== Aim ==
Copy out the material below in full, but not its images.

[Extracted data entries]
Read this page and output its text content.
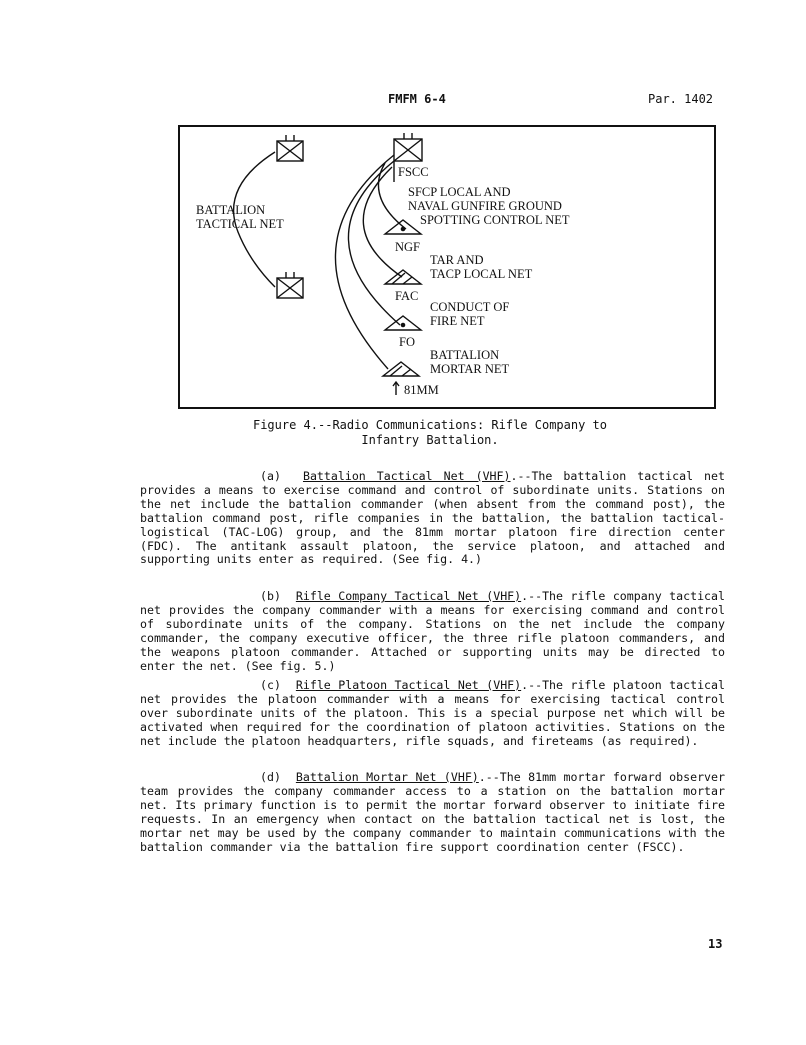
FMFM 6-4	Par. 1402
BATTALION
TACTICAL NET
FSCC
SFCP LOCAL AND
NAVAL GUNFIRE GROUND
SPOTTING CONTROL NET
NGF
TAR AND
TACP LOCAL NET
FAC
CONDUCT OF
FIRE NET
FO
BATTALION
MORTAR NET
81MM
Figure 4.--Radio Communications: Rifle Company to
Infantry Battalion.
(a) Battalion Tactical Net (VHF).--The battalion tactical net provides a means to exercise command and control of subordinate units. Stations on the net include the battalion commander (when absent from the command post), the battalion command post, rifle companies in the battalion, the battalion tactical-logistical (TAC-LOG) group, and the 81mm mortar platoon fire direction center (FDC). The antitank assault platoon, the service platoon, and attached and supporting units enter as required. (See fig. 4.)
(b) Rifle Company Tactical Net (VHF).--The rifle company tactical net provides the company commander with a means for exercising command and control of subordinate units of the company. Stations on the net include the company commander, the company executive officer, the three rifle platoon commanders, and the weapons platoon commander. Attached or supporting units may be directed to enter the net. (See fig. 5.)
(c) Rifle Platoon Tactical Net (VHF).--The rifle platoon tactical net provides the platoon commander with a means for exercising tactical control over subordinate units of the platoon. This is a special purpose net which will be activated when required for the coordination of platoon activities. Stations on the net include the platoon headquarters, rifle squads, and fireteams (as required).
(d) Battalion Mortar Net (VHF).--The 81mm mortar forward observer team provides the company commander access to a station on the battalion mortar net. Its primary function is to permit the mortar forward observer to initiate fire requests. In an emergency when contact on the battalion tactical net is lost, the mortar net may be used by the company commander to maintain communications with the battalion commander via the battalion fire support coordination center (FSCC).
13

== Final result ==
Read this page and output its text content.
FMFM 6-4	Par. 1402
BATTALION
TACTICAL NET
FSCC
SFCP LOCAL AND
NAVAL GUNFIRE GROUND
SPOTTING CONTROL NET
NGF
TAR AND
TACP LOCAL NET
FAC
CONDUCT OF
FIRE NET
FO
BATTALION
MORTAR NET
81MM
Figure 4.--Radio Communications: Rifle Company to
Infantry Battalion.
(a) Battalion Tactical Net (VHF).--The battalion tactical net provides a means to exercise command and control of subordinate units. Stations on the net include the battalion commander (when absent from the command post), the battalion command post, rifle companies in the battalion, the battalion tactical-logistical (TAC-LOG) group, and the 81mm mortar platoon fire direction center (FDC). The antitank assault platoon, the service platoon, and attached and supporting units enter as required. (See fig. 4.)
(b) Rifle Company Tactical Net (VHF).--The rifle company tactical net provides the company commander with a means for exercising command and control of subordinate units of the company. Stations on the net include the company commander, the company executive officer, the three rifle platoon commanders, and the weapons platoon commander. Attached or supporting units may be directed to enter the net. (See fig. 5.)
(c) Rifle Platoon Tactical Net (VHF).--The rifle platoon tactical net provides the platoon commander with a means for exercising tactical control over subordinate units of the platoon. This is a special purpose net which will be activated when required for the coordination of platoon activities. Stations on the net include the platoon headquarters, rifle squads, and fireteams (as required).
(d) Battalion Mortar Net (VHF).--The 81mm mortar forward observer team provides the company commander access to a station on the battalion mortar net. Its primary function is to permit the mortar forward observer to initiate fire requests. In an emergency when contact on the battalion tactical net is lost, the mortar net may be used by the company commander to maintain communications with the battalion commander via the battalion fire support coordination center (FSCC).
13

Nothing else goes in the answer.